(Data extracted from a collection)
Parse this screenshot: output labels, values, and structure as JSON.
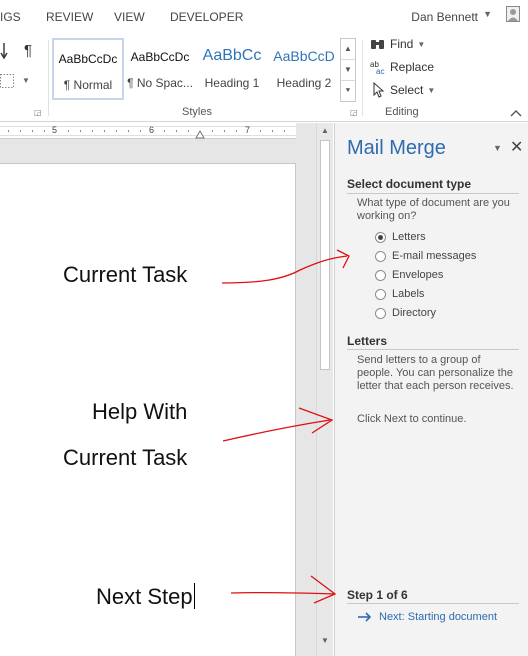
{
  "tabs": [
    "IGS",
    "REVIEW",
    "VIEW",
    "DEVELOPER"
  ],
  "user": {
    "name": "Dan Bennett"
  },
  "ribbon": {
    "styles": [
      {
        "sample": "AaBbCcDc",
        "name": "¶ Normal",
        "selected": true
      },
      {
        "sample": "AaBbCcDc",
        "name": "¶ No Spac..."
      },
      {
        "sample": "AaBbCc",
        "name": "Heading 1"
      },
      {
        "sample": "AaBbCcD",
        "name": "Heading 2"
      }
    ],
    "styles_group_label": "Styles",
    "editing": {
      "find": "Find",
      "replace": "Replace",
      "select": "Select",
      "group_label": "Editing"
    },
    "paragraph_mark": "¶"
  },
  "ruler": {
    "numbers": [
      "5",
      "6",
      "7"
    ]
  },
  "document": {
    "lines": [
      "Current Task",
      "Help With",
      "Current Task",
      "Next Step"
    ]
  },
  "mail_merge": {
    "title": "Mail Merge",
    "select_heading": "Select document type",
    "question": "What type of document are you working on?",
    "options": [
      {
        "label": "Letters",
        "selected": true
      },
      {
        "label": "E-mail messages"
      },
      {
        "label": "Envelopes"
      },
      {
        "label": "Labels"
      },
      {
        "label": "Directory"
      }
    ],
    "letters_heading": "Letters",
    "letters_desc": "Send letters to a group of people. You can personalize the letter that each person receives.",
    "click_next": "Click Next to continue.",
    "step": "Step 1 of 6",
    "next_link": "Next: Starting document"
  },
  "colors": {
    "accent": "#2e6bb0",
    "annotation": "#e01010",
    "heading1": "#2e75b6"
  }
}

▸ **AIM OF THE EXERCISE**: Without including any pictures, output all the entries above exactly.

▸ **EXERCISE OUTPUT**:
Parse this screenshot: output labels, values, and structure as JSON.
{
  "tabs": [
    "IGS",
    "REVIEW",
    "VIEW",
    "DEVELOPER"
  ],
  "user": {
    "name": "Dan Bennett"
  },
  "ribbon": {
    "styles": [
      {
        "sample": "AaBbCcDc",
        "name": "¶ Normal",
        "selected": true
      },
      {
        "sample": "AaBbCcDc",
        "name": "¶ No Spac..."
      },
      {
        "sample": "AaBbCc",
        "name": "Heading 1"
      },
      {
        "sample": "AaBbCcD",
        "name": "Heading 2"
      }
    ],
    "styles_group_label": "Styles",
    "editing": {
      "find": "Find",
      "replace": "Replace",
      "select": "Select",
      "group_label": "Editing"
    },
    "paragraph_mark": "¶"
  },
  "ruler": {
    "numbers": [
      "5",
      "6",
      "7"
    ]
  },
  "document": {
    "lines": [
      "Current Task",
      "Help With",
      "Current Task",
      "Next Step"
    ]
  },
  "mail_merge": {
    "title": "Mail Merge",
    "select_heading": "Select document type",
    "question": "What type of document are you working on?",
    "options": [
      {
        "label": "Letters",
        "selected": true
      },
      {
        "label": "E-mail messages"
      },
      {
        "label": "Envelopes"
      },
      {
        "label": "Labels"
      },
      {
        "label": "Directory"
      }
    ],
    "letters_heading": "Letters",
    "letters_desc": "Send letters to a group of people. You can personalize the letter that each person receives.",
    "click_next": "Click Next to continue.",
    "step": "Step 1 of 6",
    "next_link": "Next: Starting document"
  },
  "colors": {
    "accent": "#2e6bb0",
    "annotation": "#e01010",
    "heading1": "#2e75b6"
  }
}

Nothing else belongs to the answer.